··· ENTRIES PROVIDED ···
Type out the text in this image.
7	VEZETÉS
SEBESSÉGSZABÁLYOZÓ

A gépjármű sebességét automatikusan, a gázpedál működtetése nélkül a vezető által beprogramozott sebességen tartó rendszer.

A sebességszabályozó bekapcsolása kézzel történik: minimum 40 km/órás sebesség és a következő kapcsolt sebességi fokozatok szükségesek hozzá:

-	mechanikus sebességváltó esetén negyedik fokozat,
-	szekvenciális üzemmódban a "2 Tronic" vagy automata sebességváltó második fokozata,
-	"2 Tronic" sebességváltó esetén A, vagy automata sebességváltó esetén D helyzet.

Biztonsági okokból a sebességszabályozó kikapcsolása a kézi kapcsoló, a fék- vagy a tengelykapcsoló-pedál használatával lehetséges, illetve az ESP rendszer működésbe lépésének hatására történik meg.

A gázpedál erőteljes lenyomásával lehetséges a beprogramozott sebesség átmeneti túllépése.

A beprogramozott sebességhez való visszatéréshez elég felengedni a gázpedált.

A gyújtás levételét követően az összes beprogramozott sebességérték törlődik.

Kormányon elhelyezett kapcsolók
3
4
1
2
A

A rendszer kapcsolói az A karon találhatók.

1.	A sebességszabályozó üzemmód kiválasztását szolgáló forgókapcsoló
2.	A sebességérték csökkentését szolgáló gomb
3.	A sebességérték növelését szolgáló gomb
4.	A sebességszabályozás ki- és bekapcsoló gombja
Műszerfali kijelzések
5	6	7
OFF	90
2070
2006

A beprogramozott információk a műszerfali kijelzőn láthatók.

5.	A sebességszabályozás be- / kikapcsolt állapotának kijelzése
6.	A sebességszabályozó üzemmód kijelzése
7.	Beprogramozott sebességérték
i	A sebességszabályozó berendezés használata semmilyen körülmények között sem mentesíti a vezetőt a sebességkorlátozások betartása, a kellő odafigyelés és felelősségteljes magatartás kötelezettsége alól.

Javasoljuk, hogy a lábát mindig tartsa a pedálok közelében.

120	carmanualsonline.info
···
GOAL OF THE EXERCISE
All of the entries need to be reproduced exactly; please write them out.

RESPONSE TO THE EXERCISE
Type out the text in this image.
7	VEZETÉS
SEBESSÉGSZABÁLYOZÓ

A gépjármű sebességét automatikusan, a gázpedál működtetése nélkül a vezető által beprogramozott sebességen tartó rendszer.

A sebességszabályozó bekapcsolása kézzel történik: minimum 40 km/órás sebesség és a következő kapcsolt sebességi fokozatok szükségesek hozzá:

-	mechanikus sebességváltó esetén negyedik fokozat,
-	szekvenciális üzemmódban a "2 Tronic" vagy automata sebességváltó második fokozata,
-	"2 Tronic" sebességváltó esetén A, vagy automata sebességváltó esetén D helyzet.

Biztonsági okokból a sebességszabályozó kikapcsolása a kézi kapcsoló, a fék- vagy a tengelykapcsoló-pedál használatával lehetséges, illetve az ESP rendszer működésbe lépésének hatására történik meg.

A gázpedál erőteljes lenyomásával lehetséges a beprogramozott sebesség átmeneti túllépése.

A beprogramozott sebességhez való visszatéréshez elég felengedni a gázpedált.

A gyújtás levételét követően az összes beprogramozott sebességérték törlődik.

Kormányon elhelyezett kapcsolók
3
4
1
2
A

A rendszer kapcsolói az A karon találhatók.

1.	A sebességszabályozó üzemmód kiválasztását szolgáló forgókapcsoló
2.	A sebességérték csökkentését szolgáló gomb
3.	A sebességérték növelését szolgáló gomb
4.	A sebességszabályozás ki- és bekapcsoló gombja
Műszerfali kijelzések
5	6	7
OFF	90
2070
2006

A beprogramozott információk a műszerfali kijelzőn láthatók.

5.	A sebességszabályozás be- / kikapcsolt állapotának kijelzése
6.	A sebességszabályozó üzemmód kijelzése
7.	Beprogramozott sebességérték
i	A sebességszabályozó berendezés használata semmilyen körülmények között sem mentesíti a vezetőt a sebességkorlátozások betartása, a kellő odafigyelés és felelősségteljes magatartás kötelezettsége alól.

Javasoljuk, hogy a lábát mindig tartsa a pedálok közelében.

120	carmanualsonline.info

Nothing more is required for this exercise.